Print the items below word for word, starting with their first line and going on through the line that contains "472, 228, 484]".

== Record list ==

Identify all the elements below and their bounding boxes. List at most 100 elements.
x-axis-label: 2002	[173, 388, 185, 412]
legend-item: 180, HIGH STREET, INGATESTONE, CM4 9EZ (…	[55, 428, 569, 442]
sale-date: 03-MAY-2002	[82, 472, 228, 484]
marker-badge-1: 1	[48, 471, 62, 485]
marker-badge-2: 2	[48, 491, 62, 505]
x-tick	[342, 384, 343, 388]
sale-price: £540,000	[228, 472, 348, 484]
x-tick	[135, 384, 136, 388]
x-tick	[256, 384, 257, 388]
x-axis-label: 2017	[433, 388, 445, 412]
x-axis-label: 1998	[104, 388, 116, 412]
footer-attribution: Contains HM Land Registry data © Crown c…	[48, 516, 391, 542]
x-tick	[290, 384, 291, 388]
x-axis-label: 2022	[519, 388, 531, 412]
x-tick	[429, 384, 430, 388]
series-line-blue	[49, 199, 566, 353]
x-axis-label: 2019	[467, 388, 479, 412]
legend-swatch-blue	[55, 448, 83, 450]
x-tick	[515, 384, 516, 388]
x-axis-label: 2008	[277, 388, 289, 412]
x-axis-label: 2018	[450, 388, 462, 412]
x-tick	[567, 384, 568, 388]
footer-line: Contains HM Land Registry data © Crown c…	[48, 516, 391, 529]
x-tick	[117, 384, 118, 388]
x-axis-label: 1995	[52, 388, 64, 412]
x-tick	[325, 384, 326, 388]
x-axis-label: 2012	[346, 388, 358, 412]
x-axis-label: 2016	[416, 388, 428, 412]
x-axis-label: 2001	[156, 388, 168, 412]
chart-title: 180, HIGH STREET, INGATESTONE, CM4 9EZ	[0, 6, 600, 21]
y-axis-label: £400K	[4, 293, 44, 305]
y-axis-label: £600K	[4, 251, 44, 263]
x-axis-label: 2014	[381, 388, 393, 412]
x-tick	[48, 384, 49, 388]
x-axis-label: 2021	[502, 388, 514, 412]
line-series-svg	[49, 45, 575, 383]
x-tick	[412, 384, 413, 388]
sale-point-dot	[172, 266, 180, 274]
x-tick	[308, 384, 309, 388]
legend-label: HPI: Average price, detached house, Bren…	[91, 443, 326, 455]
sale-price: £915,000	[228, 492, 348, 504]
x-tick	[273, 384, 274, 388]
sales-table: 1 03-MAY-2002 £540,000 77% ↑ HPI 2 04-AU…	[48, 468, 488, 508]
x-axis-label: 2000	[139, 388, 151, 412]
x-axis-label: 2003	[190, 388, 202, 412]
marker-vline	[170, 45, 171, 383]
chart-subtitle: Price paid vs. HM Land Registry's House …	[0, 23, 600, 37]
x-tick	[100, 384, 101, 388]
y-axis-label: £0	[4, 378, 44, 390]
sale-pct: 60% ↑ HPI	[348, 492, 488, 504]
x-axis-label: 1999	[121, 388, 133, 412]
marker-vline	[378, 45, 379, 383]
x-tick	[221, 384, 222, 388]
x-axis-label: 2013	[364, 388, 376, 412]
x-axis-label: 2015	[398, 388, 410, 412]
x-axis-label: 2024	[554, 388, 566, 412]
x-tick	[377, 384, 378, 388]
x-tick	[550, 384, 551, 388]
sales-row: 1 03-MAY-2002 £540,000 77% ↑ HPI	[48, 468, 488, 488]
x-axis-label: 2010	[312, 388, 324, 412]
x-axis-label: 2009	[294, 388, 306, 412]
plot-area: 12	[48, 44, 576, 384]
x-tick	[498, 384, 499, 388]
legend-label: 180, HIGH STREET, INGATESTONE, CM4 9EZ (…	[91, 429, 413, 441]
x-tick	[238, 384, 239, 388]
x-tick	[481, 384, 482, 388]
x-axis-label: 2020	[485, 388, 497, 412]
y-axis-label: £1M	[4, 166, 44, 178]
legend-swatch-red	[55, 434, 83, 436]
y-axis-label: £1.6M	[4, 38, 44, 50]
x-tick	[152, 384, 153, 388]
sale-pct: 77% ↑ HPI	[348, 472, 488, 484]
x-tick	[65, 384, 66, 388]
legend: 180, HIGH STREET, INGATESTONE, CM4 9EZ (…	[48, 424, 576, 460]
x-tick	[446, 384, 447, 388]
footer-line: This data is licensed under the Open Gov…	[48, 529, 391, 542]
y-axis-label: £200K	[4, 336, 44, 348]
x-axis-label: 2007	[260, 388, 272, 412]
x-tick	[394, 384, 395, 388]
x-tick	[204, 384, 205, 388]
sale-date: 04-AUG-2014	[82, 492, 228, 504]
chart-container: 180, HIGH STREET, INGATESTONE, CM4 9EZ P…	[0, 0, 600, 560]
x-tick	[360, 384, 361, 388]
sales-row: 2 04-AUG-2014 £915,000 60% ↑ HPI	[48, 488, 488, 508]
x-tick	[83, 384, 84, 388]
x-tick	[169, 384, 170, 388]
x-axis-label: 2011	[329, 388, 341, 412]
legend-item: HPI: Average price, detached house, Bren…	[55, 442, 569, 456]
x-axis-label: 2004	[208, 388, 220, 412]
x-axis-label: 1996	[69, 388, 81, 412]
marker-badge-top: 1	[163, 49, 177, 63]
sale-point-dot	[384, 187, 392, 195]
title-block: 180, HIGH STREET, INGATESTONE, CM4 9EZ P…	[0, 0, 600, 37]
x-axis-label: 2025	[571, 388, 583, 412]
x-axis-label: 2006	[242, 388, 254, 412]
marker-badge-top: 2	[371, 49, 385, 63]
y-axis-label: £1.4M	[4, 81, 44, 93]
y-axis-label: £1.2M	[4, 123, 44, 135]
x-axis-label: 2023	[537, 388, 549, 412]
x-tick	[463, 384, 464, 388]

===

In response:
Identify all the elements below and their bounding boxes. List at most 100 elements.
x-axis-label: 2002	[173, 388, 185, 412]
legend-item: 180, HIGH STREET, INGATESTONE, CM4 9EZ (…	[55, 428, 569, 442]
sale-date: 03-MAY-2002	[82, 472, 228, 484]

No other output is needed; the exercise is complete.